= WHAT TO PRODUCE =
Copy every line of the records below that holds the word "hypotenuse".

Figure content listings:
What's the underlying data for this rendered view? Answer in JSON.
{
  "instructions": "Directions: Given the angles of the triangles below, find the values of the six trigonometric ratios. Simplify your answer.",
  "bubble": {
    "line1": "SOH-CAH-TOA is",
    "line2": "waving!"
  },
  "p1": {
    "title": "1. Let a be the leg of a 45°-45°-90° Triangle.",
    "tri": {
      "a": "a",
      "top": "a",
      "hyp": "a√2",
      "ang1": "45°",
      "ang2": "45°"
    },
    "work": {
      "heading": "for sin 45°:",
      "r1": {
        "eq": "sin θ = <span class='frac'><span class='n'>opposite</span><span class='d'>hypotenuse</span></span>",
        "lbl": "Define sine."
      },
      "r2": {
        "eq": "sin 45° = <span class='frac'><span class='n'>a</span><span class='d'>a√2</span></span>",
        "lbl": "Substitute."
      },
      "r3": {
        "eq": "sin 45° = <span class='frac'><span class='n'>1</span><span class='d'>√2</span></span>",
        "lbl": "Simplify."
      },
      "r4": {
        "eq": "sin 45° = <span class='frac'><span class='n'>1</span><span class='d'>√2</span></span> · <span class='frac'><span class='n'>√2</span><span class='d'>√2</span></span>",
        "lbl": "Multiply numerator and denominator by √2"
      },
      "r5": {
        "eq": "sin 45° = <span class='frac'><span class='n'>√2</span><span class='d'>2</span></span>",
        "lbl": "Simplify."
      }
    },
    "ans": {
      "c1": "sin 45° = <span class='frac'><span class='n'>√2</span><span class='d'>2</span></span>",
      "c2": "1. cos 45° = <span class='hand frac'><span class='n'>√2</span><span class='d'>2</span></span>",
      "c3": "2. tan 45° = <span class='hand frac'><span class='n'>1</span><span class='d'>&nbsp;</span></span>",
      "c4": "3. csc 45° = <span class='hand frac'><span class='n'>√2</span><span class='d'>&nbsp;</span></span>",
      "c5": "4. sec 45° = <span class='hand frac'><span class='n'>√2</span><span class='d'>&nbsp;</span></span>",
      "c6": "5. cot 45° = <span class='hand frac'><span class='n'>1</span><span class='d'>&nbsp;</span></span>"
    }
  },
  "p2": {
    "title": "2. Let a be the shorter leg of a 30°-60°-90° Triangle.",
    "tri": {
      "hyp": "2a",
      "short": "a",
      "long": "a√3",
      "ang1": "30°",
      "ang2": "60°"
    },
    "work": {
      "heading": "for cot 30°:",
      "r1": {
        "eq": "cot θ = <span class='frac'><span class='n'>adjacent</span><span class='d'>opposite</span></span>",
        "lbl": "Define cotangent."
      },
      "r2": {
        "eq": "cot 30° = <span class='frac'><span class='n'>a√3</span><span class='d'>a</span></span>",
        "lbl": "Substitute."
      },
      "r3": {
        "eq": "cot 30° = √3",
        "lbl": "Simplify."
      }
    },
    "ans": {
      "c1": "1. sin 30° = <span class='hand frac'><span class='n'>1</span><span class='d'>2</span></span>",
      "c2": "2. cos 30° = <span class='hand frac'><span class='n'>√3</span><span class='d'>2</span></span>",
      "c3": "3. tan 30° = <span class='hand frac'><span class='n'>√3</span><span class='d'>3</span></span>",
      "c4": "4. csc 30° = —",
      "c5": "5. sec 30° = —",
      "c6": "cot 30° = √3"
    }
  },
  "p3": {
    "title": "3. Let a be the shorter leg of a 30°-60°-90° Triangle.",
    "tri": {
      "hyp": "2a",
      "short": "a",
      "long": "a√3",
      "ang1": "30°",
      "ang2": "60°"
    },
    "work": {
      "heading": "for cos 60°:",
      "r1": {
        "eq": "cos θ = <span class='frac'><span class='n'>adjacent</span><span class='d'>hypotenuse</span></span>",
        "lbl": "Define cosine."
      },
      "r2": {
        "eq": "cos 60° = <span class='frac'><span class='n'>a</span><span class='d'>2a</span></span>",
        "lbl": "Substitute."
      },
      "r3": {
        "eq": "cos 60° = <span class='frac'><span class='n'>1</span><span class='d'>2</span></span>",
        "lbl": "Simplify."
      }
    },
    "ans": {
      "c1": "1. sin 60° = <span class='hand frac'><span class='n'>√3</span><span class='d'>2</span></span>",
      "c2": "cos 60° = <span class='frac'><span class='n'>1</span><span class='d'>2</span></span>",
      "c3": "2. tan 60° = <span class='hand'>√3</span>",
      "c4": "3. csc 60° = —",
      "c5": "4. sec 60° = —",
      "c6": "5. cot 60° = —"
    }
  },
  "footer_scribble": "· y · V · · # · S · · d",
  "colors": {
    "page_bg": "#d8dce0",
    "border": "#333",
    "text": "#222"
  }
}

= RESULT =
        "eq": "sin θ = <span class='frac'><span class='n'>opposite</span><span class='d'>hypotenuse</span></span>",
        "eq": "cos θ = <span class='frac'><span class='n'>adjacent</span><span class='d'>hypotenuse</span></span>",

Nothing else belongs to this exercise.